EXERCISE AIM >> From the entries that follow, gather each line holding the word "نامه".

-- begin --

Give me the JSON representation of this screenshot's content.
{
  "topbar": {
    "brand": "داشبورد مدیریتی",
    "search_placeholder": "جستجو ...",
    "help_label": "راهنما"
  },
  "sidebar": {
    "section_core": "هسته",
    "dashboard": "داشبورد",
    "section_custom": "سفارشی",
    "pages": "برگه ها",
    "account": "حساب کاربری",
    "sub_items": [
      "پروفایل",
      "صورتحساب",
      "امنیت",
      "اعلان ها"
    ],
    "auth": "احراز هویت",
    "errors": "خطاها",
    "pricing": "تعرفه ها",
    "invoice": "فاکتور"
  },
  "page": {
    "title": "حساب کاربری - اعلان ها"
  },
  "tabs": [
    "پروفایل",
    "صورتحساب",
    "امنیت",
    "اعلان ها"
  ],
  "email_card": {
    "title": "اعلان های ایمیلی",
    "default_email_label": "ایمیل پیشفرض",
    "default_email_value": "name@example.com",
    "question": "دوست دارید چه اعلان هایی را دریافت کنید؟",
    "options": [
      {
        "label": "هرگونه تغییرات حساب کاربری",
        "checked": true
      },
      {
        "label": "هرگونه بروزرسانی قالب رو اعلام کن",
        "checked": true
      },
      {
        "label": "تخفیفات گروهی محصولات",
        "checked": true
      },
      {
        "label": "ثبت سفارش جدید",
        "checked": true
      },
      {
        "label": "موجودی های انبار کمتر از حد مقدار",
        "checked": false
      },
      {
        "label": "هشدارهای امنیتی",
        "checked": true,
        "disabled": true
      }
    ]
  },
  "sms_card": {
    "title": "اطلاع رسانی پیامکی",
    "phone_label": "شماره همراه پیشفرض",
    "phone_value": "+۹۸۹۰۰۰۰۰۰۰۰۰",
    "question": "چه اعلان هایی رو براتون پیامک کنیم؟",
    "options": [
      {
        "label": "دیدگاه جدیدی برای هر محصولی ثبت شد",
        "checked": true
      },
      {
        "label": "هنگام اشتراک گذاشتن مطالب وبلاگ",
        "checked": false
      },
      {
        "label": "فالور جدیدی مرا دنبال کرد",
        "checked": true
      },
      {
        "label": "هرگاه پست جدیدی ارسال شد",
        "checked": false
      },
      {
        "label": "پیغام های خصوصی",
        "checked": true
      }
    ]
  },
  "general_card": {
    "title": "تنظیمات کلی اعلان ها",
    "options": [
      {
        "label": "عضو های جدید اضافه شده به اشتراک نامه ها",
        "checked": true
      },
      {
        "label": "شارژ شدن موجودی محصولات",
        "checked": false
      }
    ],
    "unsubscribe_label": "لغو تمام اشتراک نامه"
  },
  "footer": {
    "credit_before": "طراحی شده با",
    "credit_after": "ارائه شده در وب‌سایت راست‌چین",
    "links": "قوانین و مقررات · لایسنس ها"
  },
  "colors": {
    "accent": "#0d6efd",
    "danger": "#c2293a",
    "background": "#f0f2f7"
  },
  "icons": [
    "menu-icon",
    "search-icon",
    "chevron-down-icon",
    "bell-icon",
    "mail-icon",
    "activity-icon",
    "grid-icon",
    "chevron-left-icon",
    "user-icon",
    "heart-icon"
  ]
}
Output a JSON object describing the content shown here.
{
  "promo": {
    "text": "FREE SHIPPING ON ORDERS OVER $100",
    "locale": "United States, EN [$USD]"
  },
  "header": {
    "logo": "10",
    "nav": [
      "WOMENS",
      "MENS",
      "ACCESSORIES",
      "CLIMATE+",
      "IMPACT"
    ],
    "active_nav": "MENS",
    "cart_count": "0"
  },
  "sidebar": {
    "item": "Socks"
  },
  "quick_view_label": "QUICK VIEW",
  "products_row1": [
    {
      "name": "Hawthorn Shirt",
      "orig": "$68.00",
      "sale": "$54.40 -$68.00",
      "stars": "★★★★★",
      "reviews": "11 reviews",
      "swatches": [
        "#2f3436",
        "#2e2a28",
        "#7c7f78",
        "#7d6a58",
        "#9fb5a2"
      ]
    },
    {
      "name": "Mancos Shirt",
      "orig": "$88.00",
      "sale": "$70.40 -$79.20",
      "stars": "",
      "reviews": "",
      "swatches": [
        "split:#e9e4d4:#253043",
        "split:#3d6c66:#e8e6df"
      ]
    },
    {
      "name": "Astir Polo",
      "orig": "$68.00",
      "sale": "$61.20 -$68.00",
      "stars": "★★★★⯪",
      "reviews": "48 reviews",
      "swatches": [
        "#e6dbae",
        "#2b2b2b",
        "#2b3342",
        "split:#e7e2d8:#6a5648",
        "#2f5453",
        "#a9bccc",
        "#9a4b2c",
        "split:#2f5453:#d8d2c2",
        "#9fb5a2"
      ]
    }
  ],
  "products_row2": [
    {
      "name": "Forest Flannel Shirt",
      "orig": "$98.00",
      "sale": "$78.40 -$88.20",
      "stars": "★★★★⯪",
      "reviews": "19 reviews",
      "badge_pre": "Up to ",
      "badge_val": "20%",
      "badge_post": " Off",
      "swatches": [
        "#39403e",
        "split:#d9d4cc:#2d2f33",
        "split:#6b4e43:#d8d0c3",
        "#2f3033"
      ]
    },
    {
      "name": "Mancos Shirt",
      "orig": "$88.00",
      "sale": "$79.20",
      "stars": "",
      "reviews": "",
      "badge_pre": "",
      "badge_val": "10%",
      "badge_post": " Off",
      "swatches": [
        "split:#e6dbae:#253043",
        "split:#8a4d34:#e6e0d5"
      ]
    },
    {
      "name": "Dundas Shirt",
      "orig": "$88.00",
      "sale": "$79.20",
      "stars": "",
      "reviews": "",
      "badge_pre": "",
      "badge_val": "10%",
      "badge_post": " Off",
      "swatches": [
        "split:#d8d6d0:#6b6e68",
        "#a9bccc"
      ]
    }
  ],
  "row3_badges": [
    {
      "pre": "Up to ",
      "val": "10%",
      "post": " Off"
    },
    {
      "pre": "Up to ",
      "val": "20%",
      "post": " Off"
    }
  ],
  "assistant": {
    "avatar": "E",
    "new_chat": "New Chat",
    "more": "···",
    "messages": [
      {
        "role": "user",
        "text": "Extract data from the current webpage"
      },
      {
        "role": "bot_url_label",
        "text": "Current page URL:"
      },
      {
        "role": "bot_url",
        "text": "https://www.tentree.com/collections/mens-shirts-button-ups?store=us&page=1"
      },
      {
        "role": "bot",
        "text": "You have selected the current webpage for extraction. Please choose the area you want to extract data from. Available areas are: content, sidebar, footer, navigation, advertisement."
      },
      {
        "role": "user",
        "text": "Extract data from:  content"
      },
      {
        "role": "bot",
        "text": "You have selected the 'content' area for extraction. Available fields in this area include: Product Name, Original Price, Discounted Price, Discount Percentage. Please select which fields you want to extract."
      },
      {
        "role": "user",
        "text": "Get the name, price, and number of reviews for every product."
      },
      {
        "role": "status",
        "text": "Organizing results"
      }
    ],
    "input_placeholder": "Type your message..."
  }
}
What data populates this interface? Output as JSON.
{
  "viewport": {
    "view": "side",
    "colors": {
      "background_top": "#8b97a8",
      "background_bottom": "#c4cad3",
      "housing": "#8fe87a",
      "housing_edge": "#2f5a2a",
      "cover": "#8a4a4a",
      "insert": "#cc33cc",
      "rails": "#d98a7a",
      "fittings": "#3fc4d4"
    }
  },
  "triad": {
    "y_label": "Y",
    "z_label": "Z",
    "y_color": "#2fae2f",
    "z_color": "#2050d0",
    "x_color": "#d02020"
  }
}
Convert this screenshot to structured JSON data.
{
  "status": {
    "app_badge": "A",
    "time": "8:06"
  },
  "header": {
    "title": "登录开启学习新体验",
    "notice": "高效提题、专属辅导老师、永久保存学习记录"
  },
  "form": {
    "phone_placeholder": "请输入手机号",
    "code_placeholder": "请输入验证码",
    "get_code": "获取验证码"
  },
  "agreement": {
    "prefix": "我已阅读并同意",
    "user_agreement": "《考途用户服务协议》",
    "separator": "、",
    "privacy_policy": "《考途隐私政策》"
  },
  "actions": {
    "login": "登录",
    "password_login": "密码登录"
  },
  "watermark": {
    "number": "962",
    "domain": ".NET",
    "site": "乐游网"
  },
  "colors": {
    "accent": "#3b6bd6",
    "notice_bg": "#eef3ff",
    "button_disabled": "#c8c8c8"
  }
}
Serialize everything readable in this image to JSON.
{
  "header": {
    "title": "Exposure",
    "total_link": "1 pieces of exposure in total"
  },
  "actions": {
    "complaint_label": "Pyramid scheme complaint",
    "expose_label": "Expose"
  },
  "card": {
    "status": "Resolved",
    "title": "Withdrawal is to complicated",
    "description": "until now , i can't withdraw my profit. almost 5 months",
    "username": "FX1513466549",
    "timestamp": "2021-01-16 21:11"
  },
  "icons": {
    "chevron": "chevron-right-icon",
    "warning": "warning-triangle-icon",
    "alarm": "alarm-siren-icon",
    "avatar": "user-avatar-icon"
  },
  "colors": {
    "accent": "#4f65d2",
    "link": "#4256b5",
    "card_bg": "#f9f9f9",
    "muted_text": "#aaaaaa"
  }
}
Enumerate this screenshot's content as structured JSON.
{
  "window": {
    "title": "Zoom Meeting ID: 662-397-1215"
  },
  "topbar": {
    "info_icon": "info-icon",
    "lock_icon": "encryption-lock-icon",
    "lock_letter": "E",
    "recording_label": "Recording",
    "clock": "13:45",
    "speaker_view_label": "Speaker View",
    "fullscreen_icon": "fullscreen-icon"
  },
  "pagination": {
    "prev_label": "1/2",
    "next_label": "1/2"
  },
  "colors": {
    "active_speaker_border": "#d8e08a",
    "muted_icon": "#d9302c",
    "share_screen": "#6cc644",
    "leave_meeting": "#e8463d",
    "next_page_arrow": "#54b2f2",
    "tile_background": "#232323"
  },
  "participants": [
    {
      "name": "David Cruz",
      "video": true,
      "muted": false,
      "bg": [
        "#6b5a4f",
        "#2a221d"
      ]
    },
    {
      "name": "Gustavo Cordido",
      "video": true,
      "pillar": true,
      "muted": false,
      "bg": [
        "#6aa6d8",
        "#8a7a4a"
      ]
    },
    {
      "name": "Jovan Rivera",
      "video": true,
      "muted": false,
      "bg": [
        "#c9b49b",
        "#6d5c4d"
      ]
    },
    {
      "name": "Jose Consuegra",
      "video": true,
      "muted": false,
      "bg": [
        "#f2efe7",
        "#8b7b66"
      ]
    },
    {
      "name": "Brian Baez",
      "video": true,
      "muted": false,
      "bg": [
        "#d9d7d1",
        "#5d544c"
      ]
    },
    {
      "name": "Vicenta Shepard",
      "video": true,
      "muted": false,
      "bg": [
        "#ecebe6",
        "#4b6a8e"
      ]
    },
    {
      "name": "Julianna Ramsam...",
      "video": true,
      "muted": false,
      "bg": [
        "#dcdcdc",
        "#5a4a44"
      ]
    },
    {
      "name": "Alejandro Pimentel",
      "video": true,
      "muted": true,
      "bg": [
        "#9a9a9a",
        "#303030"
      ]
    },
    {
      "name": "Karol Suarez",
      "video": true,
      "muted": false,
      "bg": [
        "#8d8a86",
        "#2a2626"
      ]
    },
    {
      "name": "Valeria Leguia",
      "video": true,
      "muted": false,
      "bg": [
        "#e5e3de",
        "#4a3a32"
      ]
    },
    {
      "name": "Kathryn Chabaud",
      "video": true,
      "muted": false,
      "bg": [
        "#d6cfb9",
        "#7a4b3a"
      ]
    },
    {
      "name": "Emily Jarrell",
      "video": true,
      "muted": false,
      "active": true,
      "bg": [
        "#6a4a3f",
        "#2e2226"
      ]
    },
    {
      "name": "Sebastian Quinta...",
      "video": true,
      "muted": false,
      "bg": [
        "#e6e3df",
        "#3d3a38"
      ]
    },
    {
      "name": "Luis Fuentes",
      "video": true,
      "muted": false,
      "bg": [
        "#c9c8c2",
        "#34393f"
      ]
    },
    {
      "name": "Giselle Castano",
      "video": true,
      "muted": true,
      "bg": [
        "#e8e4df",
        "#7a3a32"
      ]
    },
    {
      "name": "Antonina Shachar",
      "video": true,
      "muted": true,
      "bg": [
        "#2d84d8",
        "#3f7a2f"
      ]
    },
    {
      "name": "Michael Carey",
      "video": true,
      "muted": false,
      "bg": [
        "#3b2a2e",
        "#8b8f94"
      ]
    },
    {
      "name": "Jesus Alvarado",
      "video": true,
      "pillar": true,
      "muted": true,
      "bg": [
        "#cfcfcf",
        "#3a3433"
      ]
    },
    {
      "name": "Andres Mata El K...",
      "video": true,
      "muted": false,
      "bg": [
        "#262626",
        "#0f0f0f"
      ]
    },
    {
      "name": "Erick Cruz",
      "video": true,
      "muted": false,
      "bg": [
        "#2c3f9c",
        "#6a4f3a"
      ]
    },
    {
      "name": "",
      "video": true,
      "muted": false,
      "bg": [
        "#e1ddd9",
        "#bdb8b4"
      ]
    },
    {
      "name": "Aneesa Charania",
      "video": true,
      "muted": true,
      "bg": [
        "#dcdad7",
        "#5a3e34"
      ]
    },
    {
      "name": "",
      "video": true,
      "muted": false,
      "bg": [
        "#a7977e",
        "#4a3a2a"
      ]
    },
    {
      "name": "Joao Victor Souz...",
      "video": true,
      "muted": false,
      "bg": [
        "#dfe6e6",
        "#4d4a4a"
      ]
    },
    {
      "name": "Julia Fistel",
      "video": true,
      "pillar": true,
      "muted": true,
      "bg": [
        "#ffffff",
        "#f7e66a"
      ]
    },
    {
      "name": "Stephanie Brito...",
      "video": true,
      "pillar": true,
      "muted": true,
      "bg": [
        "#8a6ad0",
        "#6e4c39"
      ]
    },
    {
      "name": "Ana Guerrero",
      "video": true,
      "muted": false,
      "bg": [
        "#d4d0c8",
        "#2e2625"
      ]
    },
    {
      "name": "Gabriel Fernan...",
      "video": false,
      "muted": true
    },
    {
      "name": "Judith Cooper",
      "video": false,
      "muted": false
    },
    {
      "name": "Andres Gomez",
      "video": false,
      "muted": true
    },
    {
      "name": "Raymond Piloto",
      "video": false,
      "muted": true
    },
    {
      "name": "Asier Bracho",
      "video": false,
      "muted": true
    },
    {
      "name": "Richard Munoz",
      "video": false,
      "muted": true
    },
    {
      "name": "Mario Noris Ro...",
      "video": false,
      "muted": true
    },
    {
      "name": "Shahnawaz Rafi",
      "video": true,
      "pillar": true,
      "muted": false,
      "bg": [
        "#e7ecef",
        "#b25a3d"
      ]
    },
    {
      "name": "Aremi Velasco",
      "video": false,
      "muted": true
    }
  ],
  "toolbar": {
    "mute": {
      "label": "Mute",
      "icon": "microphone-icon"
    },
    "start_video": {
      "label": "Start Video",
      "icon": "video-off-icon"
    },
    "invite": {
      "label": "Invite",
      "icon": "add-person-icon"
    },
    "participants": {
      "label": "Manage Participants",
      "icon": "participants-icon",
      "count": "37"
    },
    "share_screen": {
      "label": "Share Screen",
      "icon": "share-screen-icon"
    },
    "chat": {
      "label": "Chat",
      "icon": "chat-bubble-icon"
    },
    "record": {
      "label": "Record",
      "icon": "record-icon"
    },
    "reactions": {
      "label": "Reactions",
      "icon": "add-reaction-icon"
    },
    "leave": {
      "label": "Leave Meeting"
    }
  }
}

-- end --

ANSWER TO THIS PROBLEM >>
        "label": "عضو های جدید اضافه شده به اشتراک نامه ها",
    "unsubscribe_label": "لغو تمام اشتراک نامه"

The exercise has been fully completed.